[Items from a data source]
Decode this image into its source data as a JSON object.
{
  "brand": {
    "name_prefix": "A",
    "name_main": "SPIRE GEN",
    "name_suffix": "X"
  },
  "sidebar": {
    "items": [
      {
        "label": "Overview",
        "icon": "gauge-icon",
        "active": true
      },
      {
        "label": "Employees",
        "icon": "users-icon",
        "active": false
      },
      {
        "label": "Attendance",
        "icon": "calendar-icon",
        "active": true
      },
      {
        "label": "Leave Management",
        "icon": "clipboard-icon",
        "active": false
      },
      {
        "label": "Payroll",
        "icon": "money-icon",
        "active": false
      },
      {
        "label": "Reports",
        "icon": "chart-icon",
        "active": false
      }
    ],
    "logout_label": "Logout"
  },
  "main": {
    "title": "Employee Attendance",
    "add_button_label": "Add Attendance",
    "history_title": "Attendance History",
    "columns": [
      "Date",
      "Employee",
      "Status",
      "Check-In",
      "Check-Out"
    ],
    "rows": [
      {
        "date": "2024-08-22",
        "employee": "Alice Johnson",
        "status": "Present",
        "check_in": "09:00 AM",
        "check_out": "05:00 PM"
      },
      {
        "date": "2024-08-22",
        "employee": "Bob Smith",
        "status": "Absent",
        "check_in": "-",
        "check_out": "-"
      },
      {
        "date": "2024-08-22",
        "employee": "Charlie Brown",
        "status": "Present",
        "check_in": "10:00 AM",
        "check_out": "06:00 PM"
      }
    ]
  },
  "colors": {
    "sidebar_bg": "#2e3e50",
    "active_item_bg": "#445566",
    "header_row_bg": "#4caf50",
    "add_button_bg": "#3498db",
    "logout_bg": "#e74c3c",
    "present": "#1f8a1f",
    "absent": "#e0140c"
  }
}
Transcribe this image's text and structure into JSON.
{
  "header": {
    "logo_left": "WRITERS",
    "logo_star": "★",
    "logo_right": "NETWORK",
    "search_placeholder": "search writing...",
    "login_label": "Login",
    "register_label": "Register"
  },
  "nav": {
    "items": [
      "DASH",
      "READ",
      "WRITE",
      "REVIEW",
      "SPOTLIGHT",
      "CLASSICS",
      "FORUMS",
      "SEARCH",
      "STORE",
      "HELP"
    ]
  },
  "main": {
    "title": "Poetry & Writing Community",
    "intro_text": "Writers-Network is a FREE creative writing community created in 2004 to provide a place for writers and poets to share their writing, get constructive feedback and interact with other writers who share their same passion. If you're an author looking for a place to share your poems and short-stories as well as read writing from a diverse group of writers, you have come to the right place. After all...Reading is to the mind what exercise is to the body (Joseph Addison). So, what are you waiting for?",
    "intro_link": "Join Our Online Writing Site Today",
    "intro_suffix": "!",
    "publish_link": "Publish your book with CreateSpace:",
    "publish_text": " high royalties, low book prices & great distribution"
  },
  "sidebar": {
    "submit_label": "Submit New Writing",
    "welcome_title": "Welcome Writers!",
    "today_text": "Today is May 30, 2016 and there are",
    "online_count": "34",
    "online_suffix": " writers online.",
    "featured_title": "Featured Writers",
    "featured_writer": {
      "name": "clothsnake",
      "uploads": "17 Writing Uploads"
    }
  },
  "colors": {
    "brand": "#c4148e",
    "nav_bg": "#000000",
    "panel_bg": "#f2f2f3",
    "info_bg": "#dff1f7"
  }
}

> THE EXERCISE
Everything in the listing above should be restated exactly.

> OUTPUT FOR THIS EXERCISE
Decode this image into its source data as a JSON object.
{
  "brand": {
    "name_prefix": "A",
    "name_main": "SPIRE GEN",
    "name_suffix": "X"
  },
  "sidebar": {
    "items": [
      {
        "label": "Overview",
        "icon": "gauge-icon",
        "active": true
      },
      {
        "label": "Employees",
        "icon": "users-icon",
        "active": false
      },
      {
        "label": "Attendance",
        "icon": "calendar-icon",
        "active": true
      },
      {
        "label": "Leave Management",
        "icon": "clipboard-icon",
        "active": false
      },
      {
        "label": "Payroll",
        "icon": "money-icon",
        "active": false
      },
      {
        "label": "Reports",
        "icon": "chart-icon",
        "active": false
      }
    ],
    "logout_label": "Logout"
  },
  "main": {
    "title": "Employee Attendance",
    "add_button_label": "Add Attendance",
    "history_title": "Attendance History",
    "columns": [
      "Date",
      "Employee",
      "Status",
      "Check-In",
      "Check-Out"
    ],
    "rows": [
      {
        "date": "2024-08-22",
        "employee": "Alice Johnson",
        "status": "Present",
        "check_in": "09:00 AM",
        "check_out": "05:00 PM"
      },
      {
        "date": "2024-08-22",
        "employee": "Bob Smith",
        "status": "Absent",
        "check_in": "-",
        "check_out": "-"
      },
      {
        "date": "2024-08-22",
        "employee": "Charlie Brown",
        "status": "Present",
        "check_in": "10:00 AM",
        "check_out": "06:00 PM"
      }
    ]
  },
  "colors": {
    "sidebar_bg": "#2e3e50",
    "active_item_bg": "#445566",
    "header_row_bg": "#4caf50",
    "add_button_bg": "#3498db",
    "logout_bg": "#e74c3c",
    "present": "#1f8a1f",
    "absent": "#e0140c"
  }
}
Transcribe this image's text and structure into JSON.
{
  "header": {
    "logo_left": "WRITERS",
    "logo_star": "★",
    "logo_right": "NETWORK",
    "search_placeholder": "search writing...",
    "login_label": "Login",
    "register_label": "Register"
  },
  "nav": {
    "items": [
      "DASH",
      "READ",
      "WRITE",
      "REVIEW",
      "SPOTLIGHT",
      "CLASSICS",
      "FORUMS",
      "SEARCH",
      "STORE",
      "HELP"
    ]
  },
  "main": {
    "title": "Poetry & Writing Community",
    "intro_text": "Writers-Network is a FREE creative writing community created in 2004 to provide a place for writers and poets to share their writing, get constructive feedback and interact with other writers who share their same passion. If you're an author looking for a place to share your poems and short-stories as well as read writing from a diverse group of writers, you have come to the right place. After all...Reading is to the mind what exercise is to the body (Joseph Addison). So, what are you waiting for?",
    "intro_link": "Join Our Online Writing Site Today",
    "intro_suffix": "!",
    "publish_link": "Publish your book with CreateSpace:",
    "publish_text": " high royalties, low book prices & great distribution"
  },
  "sidebar": {
    "submit_label": "Submit New Writing",
    "welcome_title": "Welcome Writers!",
    "today_text": "Today is May 30, 2016 and there are",
    "online_count": "34",
    "online_suffix": " writers online.",
    "featured_title": "Featured Writers",
    "featured_writer": {
      "name": "clothsnake",
      "uploads": "17 Writing Uploads"
    }
  },
  "colors": {
    "brand": "#c4148e",
    "nav_bg": "#000000",
    "panel_bg": "#f2f2f3",
    "info_bg": "#dff1f7"
  }
}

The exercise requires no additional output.